● Prompt: Repeat the whole of the data, keeping every detail the same.

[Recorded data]
***
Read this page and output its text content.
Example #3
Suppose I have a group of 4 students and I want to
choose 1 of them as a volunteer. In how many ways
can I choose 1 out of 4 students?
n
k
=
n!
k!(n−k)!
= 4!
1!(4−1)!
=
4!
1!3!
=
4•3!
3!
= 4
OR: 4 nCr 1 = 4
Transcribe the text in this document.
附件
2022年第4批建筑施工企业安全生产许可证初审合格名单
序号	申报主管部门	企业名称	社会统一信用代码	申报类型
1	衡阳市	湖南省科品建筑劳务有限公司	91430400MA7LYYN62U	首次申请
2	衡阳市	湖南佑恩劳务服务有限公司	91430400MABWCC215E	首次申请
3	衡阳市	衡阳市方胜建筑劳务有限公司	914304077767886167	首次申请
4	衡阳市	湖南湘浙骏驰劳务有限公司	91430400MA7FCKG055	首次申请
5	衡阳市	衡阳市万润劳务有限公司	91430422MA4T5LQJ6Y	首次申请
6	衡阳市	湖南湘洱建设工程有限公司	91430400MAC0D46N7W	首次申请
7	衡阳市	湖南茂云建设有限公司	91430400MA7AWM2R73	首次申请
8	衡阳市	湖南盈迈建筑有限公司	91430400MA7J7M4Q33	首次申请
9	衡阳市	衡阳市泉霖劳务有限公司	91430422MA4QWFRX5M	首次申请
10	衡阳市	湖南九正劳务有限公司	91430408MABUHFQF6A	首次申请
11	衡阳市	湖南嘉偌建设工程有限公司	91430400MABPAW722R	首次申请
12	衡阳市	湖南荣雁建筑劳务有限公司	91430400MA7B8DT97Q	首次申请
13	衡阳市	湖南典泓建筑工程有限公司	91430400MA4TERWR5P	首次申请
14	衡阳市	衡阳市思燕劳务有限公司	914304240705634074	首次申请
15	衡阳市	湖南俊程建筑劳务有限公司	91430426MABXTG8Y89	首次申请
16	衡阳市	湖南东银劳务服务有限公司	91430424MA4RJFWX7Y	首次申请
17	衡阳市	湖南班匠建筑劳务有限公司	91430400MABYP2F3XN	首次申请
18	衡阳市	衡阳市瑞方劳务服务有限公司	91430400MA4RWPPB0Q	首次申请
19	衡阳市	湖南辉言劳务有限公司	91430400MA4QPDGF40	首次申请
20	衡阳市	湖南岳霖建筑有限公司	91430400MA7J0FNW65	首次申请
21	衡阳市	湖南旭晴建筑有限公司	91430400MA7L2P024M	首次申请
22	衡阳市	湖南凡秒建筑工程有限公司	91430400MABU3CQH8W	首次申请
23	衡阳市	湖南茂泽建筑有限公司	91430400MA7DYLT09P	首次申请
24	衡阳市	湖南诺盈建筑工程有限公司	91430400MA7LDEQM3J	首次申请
***
● The reply:
Read this page and output its text content.
Example #3
Suppose I have a group of 4 students and I want to
choose 1 of them as a volunteer. In how many ways
can I choose 1 out of 4 students?
n
k
=
n!
k!(n−k)!
= 4!
1!(4−1)!
=
4!
1!3!
=
4•3!
3!
= 4
OR: 4 nCr 1 = 4
Transcribe the text in this document.
附件
2022年第4批建筑施工企业安全生产许可证初审合格名单
序号	申报主管部门	企业名称	社会统一信用代码	申报类型
1	衡阳市	湖南省科品建筑劳务有限公司	91430400MA7LYYN62U	首次申请
2	衡阳市	湖南佑恩劳务服务有限公司	91430400MABWCC215E	首次申请
3	衡阳市	衡阳市方胜建筑劳务有限公司	914304077767886167	首次申请
4	衡阳市	湖南湘浙骏驰劳务有限公司	91430400MA7FCKG055	首次申请
5	衡阳市	衡阳市万润劳务有限公司	91430422MA4T5LQJ6Y	首次申请
6	衡阳市	湖南湘洱建设工程有限公司	91430400MAC0D46N7W	首次申请
7	衡阳市	湖南茂云建设有限公司	91430400MA7AWM2R73	首次申请
8	衡阳市	湖南盈迈建筑有限公司	91430400MA7J7M4Q33	首次申请
9	衡阳市	衡阳市泉霖劳务有限公司	91430422MA4QWFRX5M	首次申请
10	衡阳市	湖南九正劳务有限公司	91430408MABUHFQF6A	首次申请
11	衡阳市	湖南嘉偌建设工程有限公司	91430400MABPAW722R	首次申请
12	衡阳市	湖南荣雁建筑劳务有限公司	91430400MA7B8DT97Q	首次申请
13	衡阳市	湖南典泓建筑工程有限公司	91430400MA4TERWR5P	首次申请
14	衡阳市	衡阳市思燕劳务有限公司	914304240705634074	首次申请
15	衡阳市	湖南俊程建筑劳务有限公司	91430426MABXTG8Y89	首次申请
16	衡阳市	湖南东银劳务服务有限公司	91430424MA4RJFWX7Y	首次申请
17	衡阳市	湖南班匠建筑劳务有限公司	91430400MABYP2F3XN	首次申请
18	衡阳市	衡阳市瑞方劳务服务有限公司	91430400MA4RWPPB0Q	首次申请
19	衡阳市	湖南辉言劳务有限公司	91430400MA4QPDGF40	首次申请
20	衡阳市	湖南岳霖建筑有限公司	91430400MA7J0FNW65	首次申请
21	衡阳市	湖南旭晴建筑有限公司	91430400MA7L2P024M	首次申请
22	衡阳市	湖南凡秒建筑工程有限公司	91430400MABU3CQH8W	首次申请
23	衡阳市	湖南茂泽建筑有限公司	91430400MA7DYLT09P	首次申请
24	衡阳市	湖南诺盈建筑工程有限公司	91430400MA7LDEQM3J	首次申请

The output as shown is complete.